WHAT TO WORK ON: Write out again, word for word, the records from the line that contains "673, 810, 735]" through the line that contains "section-heading-2: 二、加强学生上下楼梯管理: [183, 784, 423, 809]", both of those lines included.

- - -

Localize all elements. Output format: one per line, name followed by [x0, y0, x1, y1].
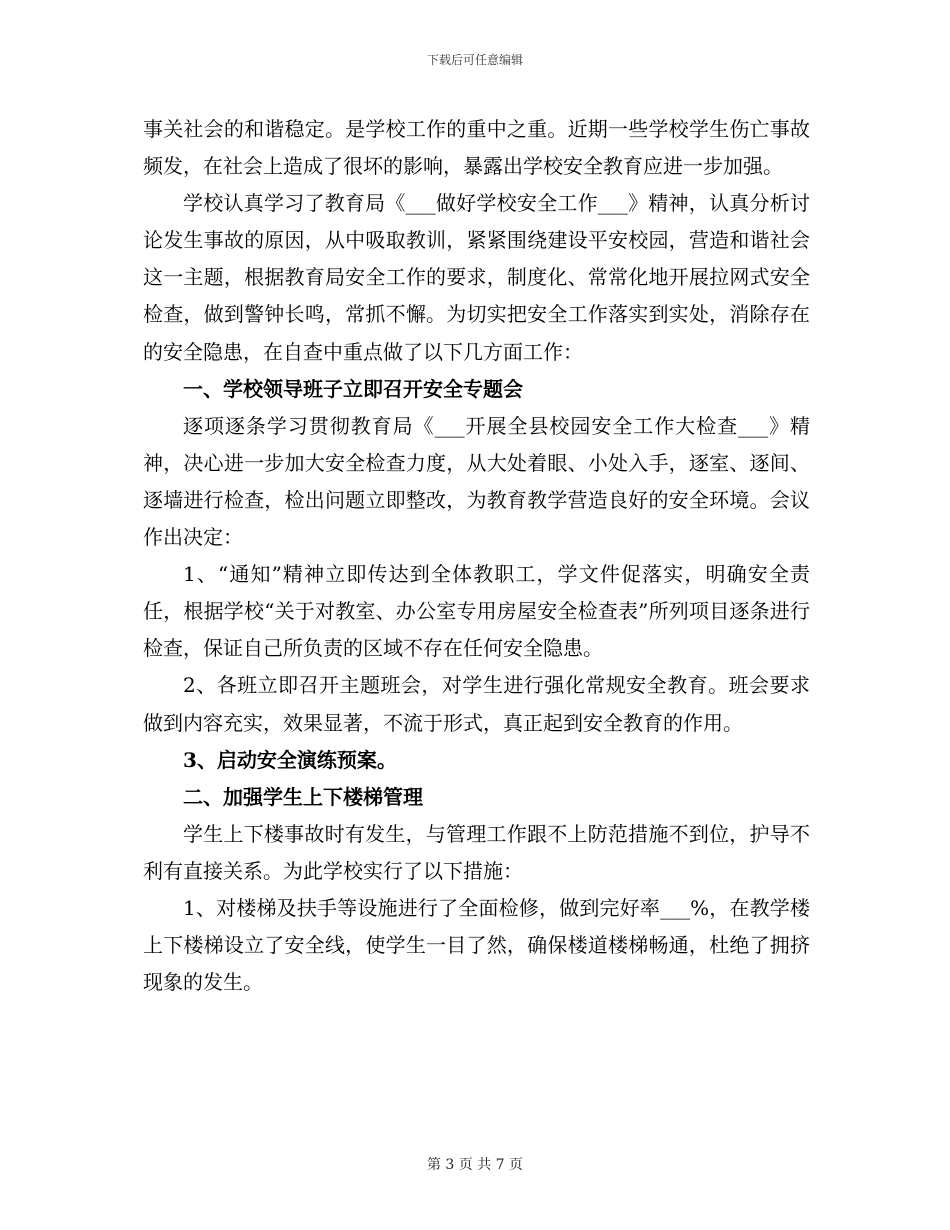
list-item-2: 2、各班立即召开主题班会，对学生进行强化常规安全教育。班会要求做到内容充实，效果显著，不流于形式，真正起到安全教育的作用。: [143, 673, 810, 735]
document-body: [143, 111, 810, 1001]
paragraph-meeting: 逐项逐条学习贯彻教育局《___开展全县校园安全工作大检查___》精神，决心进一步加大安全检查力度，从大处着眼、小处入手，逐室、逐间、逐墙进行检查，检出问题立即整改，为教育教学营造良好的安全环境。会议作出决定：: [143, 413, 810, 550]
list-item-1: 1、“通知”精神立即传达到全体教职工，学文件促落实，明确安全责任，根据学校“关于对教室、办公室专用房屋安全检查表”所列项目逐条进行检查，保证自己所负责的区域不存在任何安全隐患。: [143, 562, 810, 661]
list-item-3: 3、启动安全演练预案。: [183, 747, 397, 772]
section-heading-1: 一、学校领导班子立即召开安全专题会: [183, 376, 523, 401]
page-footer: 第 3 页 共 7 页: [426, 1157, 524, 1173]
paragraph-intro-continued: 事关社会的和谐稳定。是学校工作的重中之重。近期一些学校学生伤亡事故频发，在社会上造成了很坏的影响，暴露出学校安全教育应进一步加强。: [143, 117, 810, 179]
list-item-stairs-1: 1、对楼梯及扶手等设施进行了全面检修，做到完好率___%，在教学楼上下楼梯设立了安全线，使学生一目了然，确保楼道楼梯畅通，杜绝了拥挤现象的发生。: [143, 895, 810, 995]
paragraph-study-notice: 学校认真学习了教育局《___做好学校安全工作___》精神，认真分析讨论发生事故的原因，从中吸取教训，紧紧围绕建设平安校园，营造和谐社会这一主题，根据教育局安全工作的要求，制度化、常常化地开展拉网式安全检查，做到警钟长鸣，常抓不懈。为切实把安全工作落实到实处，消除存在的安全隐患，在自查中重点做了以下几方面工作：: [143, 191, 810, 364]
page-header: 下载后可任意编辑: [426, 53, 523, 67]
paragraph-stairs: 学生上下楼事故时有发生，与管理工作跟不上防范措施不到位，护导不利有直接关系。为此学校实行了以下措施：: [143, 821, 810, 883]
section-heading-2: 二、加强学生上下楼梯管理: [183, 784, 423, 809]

- - -

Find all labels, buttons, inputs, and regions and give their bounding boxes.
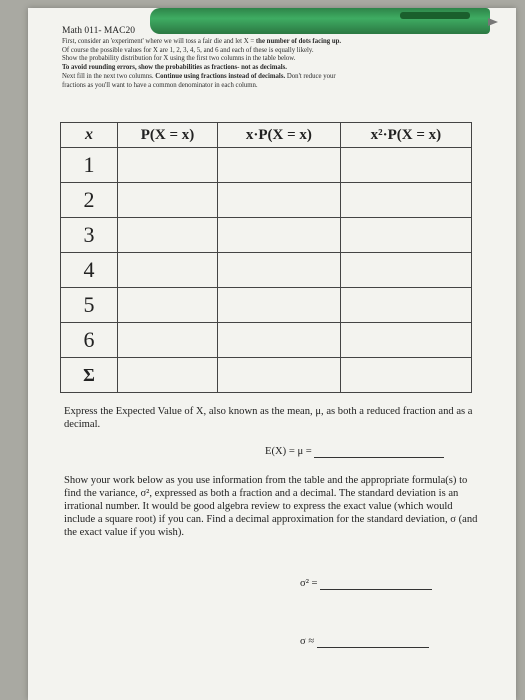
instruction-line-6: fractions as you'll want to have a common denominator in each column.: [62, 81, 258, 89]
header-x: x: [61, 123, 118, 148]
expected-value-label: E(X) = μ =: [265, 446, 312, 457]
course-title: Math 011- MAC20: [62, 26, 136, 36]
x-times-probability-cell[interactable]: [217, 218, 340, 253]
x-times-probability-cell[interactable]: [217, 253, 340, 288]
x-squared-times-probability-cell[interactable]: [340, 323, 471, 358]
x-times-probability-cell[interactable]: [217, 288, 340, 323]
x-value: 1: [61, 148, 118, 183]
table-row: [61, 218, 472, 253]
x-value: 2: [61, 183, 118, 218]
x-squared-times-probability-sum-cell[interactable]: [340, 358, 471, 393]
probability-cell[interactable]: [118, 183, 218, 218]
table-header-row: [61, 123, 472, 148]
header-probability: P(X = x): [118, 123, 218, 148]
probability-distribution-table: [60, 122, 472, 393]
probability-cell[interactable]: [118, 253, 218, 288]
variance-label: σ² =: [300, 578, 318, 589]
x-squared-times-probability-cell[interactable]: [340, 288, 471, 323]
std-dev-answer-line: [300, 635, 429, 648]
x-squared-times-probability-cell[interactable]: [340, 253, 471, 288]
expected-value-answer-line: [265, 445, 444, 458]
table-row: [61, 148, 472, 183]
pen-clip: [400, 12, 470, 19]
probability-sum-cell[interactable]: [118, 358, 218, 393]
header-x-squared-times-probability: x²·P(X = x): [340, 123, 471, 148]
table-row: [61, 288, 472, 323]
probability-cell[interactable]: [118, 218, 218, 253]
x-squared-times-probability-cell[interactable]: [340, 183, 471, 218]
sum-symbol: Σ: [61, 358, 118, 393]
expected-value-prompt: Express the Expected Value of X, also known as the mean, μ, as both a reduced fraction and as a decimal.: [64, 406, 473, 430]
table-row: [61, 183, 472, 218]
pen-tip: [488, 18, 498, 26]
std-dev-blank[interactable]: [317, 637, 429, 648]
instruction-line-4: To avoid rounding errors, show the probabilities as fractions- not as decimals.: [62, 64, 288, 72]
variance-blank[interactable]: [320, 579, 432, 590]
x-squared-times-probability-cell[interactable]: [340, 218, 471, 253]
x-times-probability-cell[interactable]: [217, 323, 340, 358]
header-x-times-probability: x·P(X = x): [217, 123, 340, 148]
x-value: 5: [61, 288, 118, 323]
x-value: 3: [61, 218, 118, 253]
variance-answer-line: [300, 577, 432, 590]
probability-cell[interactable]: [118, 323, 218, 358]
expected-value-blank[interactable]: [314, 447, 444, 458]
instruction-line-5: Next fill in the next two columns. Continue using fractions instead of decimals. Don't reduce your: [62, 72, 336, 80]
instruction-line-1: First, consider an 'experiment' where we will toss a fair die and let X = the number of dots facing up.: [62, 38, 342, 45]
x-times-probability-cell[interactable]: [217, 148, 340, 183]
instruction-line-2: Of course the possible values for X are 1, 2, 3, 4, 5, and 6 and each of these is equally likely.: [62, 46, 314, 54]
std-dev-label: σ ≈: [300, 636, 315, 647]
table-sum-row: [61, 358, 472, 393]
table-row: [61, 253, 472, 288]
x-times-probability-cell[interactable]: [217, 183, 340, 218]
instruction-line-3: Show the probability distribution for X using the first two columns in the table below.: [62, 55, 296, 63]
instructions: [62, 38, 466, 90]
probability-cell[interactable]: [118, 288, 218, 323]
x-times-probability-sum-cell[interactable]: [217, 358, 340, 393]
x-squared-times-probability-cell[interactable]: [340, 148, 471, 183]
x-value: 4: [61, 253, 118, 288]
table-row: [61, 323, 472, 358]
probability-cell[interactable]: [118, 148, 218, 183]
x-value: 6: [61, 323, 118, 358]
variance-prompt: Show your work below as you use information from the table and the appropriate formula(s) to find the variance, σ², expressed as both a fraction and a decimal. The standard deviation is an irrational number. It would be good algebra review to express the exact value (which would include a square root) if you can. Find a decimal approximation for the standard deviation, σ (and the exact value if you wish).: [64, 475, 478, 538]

- - -

WRITTEN RESPONSE:
list-item-2: 2、各班立即召开主题班会，对学生进行强化常规安全教育。班会要求做到内容充实，效果显著，不流于形式，真正起到安全教育的作用。: [143, 673, 810, 735]
document-body: [143, 111, 810, 1001]
paragraph-meeting: 逐项逐条学习贯彻教育局《___开展全县校园安全工作大检查___》精神，决心进一步加大安全检查力度，从大处着眼、小处入手，逐室、逐间、逐墙进行检查，检出问题立即整改，为教育教学营造良好的安全环境。会议作出决定：: [143, 413, 810, 550]
list-item-1: 1、“通知”精神立即传达到全体教职工，学文件促落实，明确安全责任，根据学校“关于对教室、办公室专用房屋安全检查表”所列项目逐条进行检查，保证自己所负责的区域不存在任何安全隐患。: [143, 562, 810, 661]
list-item-3: 3、启动安全演练预案。: [183, 747, 397, 772]
section-heading-1: 一、学校领导班子立即召开安全专题会: [183, 376, 523, 401]
page-footer: 第 3 页 共 7 页: [426, 1157, 524, 1173]
paragraph-intro-continued: 事关社会的和谐稳定。是学校工作的重中之重。近期一些学校学生伤亡事故频发，在社会上造成了很坏的影响，暴露出学校安全教育应进一步加强。: [143, 117, 810, 179]
list-item-stairs-1: 1、对楼梯及扶手等设施进行了全面检修，做到完好率___%，在教学楼上下楼梯设立了安全线，使学生一目了然，确保楼道楼梯畅通，杜绝了拥挤现象的发生。: [143, 895, 810, 995]
paragraph-study-notice: 学校认真学习了教育局《___做好学校安全工作___》精神，认真分析讨论发生事故的原因，从中吸取教训，紧紧围绕建设平安校园，营造和谐社会这一主题，根据教育局安全工作的要求，制度化、常常化地开展拉网式安全检查，做到警钟长鸣，常抓不懈。为切实把安全工作落实到实处，消除存在的安全隐患，在自查中重点做了以下几方面工作：: [143, 191, 810, 364]
page-header: 下载后可任意编辑: [426, 53, 523, 67]
paragraph-stairs: 学生上下楼事故时有发生，与管理工作跟不上防范措施不到位，护导不利有直接关系。为此学校实行了以下措施：: [143, 821, 810, 883]
section-heading-2: 二、加强学生上下楼梯管理: [183, 784, 423, 809]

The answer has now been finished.